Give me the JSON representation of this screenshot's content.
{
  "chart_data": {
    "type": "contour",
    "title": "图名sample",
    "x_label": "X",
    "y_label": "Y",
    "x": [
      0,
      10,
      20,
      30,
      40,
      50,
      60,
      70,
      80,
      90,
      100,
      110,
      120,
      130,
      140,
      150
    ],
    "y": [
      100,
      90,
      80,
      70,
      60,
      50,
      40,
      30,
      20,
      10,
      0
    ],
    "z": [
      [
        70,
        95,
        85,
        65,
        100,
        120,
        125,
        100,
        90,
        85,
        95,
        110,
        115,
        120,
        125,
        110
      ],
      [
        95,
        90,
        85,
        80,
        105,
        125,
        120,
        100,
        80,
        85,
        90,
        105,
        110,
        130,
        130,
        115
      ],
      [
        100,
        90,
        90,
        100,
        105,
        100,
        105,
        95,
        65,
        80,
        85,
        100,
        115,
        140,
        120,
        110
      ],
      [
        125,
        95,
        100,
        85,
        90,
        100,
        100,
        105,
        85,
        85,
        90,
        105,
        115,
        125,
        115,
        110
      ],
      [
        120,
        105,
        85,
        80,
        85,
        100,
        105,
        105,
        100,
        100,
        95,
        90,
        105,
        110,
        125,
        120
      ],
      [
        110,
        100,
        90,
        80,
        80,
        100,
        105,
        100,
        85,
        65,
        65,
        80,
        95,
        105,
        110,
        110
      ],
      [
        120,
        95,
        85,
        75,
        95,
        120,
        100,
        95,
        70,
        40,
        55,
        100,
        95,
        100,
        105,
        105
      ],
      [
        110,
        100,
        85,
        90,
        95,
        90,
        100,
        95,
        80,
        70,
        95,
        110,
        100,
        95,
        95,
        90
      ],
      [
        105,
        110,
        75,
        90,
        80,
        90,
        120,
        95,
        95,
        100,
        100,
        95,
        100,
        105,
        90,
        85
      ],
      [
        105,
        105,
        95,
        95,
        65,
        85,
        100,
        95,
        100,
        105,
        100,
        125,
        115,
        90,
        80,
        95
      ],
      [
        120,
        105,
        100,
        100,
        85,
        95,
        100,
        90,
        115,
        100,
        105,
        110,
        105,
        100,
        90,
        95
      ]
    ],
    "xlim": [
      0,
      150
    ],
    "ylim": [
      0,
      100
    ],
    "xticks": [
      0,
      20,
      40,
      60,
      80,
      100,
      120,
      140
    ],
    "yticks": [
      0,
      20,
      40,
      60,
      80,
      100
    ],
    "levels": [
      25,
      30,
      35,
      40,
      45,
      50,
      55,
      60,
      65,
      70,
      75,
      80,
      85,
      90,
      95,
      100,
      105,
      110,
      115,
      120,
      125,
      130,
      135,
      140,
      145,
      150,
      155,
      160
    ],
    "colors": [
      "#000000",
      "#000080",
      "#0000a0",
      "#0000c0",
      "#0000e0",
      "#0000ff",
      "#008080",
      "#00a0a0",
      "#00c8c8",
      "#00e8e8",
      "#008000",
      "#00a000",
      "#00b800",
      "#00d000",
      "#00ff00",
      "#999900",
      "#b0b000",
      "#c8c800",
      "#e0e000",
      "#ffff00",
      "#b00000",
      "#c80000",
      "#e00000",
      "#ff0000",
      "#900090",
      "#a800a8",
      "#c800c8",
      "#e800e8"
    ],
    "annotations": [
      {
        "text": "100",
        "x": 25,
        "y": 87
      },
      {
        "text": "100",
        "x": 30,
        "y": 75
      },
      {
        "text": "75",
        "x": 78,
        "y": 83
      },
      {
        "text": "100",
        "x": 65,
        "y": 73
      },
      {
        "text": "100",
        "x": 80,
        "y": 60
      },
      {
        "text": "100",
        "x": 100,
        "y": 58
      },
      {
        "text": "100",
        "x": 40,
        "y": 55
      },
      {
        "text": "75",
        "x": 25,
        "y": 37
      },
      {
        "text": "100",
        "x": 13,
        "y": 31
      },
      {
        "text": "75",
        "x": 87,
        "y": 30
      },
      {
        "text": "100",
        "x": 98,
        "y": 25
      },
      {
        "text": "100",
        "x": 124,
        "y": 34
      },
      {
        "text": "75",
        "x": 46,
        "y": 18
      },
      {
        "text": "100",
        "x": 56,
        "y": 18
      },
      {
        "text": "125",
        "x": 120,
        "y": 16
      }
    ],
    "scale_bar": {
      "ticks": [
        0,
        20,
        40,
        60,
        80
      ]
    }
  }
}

## Instructions to follow
Retype the whole listing above exactly.

## Written response
Give me the JSON representation of this screenshot's content.
{
  "chart_data": {
    "type": "contour",
    "title": "图名sample",
    "x_label": "X",
    "y_label": "Y",
    "x": [
      0,
      10,
      20,
      30,
      40,
      50,
      60,
      70,
      80,
      90,
      100,
      110,
      120,
      130,
      140,
      150
    ],
    "y": [
      100,
      90,
      80,
      70,
      60,
      50,
      40,
      30,
      20,
      10,
      0
    ],
    "z": [
      [
        70,
        95,
        85,
        65,
        100,
        120,
        125,
        100,
        90,
        85,
        95,
        110,
        115,
        120,
        125,
        110
      ],
      [
        95,
        90,
        85,
        80,
        105,
        125,
        120,
        100,
        80,
        85,
        90,
        105,
        110,
        130,
        130,
        115
      ],
      [
        100,
        90,
        90,
        100,
        105,
        100,
        105,
        95,
        65,
        80,
        85,
        100,
        115,
        140,
        120,
        110
      ],
      [
        125,
        95,
        100,
        85,
        90,
        100,
        100,
        105,
        85,
        85,
        90,
        105,
        115,
        125,
        115,
        110
      ],
      [
        120,
        105,
        85,
        80,
        85,
        100,
        105,
        105,
        100,
        100,
        95,
        90,
        105,
        110,
        125,
        120
      ],
      [
        110,
        100,
        90,
        80,
        80,
        100,
        105,
        100,
        85,
        65,
        65,
        80,
        95,
        105,
        110,
        110
      ],
      [
        120,
        95,
        85,
        75,
        95,
        120,
        100,
        95,
        70,
        40,
        55,
        100,
        95,
        100,
        105,
        105
      ],
      [
        110,
        100,
        85,
        90,
        95,
        90,
        100,
        95,
        80,
        70,
        95,
        110,
        100,
        95,
        95,
        90
      ],
      [
        105,
        110,
        75,
        90,
        80,
        90,
        120,
        95,
        95,
        100,
        100,
        95,
        100,
        105,
        90,
        85
      ],
      [
        105,
        105,
        95,
        95,
        65,
        85,
        100,
        95,
        100,
        105,
        100,
        125,
        115,
        90,
        80,
        95
      ],
      [
        120,
        105,
        100,
        100,
        85,
        95,
        100,
        90,
        115,
        100,
        105,
        110,
        105,
        100,
        90,
        95
      ]
    ],
    "xlim": [
      0,
      150
    ],
    "ylim": [
      0,
      100
    ],
    "xticks": [
      0,
      20,
      40,
      60,
      80,
      100,
      120,
      140
    ],
    "yticks": [
      0,
      20,
      40,
      60,
      80,
      100
    ],
    "levels": [
      25,
      30,
      35,
      40,
      45,
      50,
      55,
      60,
      65,
      70,
      75,
      80,
      85,
      90,
      95,
      100,
      105,
      110,
      115,
      120,
      125,
      130,
      135,
      140,
      145,
      150,
      155,
      160
    ],
    "colors": [
      "#000000",
      "#000080",
      "#0000a0",
      "#0000c0",
      "#0000e0",
      "#0000ff",
      "#008080",
      "#00a0a0",
      "#00c8c8",
      "#00e8e8",
      "#008000",
      "#00a000",
      "#00b800",
      "#00d000",
      "#00ff00",
      "#999900",
      "#b0b000",
      "#c8c800",
      "#e0e000",
      "#ffff00",
      "#b00000",
      "#c80000",
      "#e00000",
      "#ff0000",
      "#900090",
      "#a800a8",
      "#c800c8",
      "#e800e8"
    ],
    "annotations": [
      {
        "text": "100",
        "x": 25,
        "y": 87
      },
      {
        "text": "100",
        "x": 30,
        "y": 75
      },
      {
        "text": "75",
        "x": 78,
        "y": 83
      },
      {
        "text": "100",
        "x": 65,
        "y": 73
      },
      {
        "text": "100",
        "x": 80,
        "y": 60
      },
      {
        "text": "100",
        "x": 100,
        "y": 58
      },
      {
        "text": "100",
        "x": 40,
        "y": 55
      },
      {
        "text": "75",
        "x": 25,
        "y": 37
      },
      {
        "text": "100",
        "x": 13,
        "y": 31
      },
      {
        "text": "75",
        "x": 87,
        "y": 30
      },
      {
        "text": "100",
        "x": 98,
        "y": 25
      },
      {
        "text": "100",
        "x": 124,
        "y": 34
      },
      {
        "text": "75",
        "x": 46,
        "y": 18
      },
      {
        "text": "100",
        "x": 56,
        "y": 18
      },
      {
        "text": "125",
        "x": 120,
        "y": 16
      }
    ],
    "scale_bar": {
      "ticks": [
        0,
        20,
        40,
        60,
        80
      ]
    }
  }
}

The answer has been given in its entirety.